What is required: Find the lines of data that contain the string "this", then list them.
□ □ □ □ □ □ □
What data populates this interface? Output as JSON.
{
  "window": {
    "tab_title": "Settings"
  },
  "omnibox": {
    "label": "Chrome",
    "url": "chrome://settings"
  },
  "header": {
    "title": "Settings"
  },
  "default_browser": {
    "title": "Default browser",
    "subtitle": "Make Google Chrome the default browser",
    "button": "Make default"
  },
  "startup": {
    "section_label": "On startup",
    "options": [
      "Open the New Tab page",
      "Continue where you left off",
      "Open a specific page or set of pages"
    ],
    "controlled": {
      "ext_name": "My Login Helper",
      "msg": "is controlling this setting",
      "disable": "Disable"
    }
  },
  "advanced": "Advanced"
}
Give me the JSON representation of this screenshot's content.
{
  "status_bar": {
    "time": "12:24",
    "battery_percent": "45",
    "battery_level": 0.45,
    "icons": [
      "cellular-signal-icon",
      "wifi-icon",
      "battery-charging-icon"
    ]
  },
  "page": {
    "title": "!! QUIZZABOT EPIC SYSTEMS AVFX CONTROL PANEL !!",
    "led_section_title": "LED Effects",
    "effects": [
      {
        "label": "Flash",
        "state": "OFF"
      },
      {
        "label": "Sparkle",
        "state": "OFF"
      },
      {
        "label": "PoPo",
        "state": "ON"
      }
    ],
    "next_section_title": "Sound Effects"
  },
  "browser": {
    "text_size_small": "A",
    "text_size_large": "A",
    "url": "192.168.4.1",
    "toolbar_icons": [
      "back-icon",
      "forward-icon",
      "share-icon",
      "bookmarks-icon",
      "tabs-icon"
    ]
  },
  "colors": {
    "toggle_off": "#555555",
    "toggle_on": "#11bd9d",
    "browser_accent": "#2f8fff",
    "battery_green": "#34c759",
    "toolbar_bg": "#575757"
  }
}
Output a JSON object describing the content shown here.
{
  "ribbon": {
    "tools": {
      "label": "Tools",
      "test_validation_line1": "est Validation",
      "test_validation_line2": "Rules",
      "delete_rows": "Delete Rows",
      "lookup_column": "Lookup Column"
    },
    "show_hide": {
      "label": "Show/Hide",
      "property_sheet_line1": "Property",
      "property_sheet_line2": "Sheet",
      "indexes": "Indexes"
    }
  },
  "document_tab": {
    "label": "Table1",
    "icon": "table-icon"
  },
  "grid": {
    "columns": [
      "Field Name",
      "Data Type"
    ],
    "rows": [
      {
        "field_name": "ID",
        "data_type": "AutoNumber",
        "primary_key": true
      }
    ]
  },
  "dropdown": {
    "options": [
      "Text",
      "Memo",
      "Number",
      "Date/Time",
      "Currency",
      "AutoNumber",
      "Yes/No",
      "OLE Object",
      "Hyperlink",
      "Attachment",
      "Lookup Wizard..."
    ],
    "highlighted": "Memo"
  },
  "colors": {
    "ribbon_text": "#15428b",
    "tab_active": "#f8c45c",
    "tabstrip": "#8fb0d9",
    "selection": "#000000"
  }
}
□ □ □ □ □ □ □
Correct output:
What data populates this interface? Output as JSON.
      "msg": "is controlling this setting",
Give me the JSON representation of this screenshot's content.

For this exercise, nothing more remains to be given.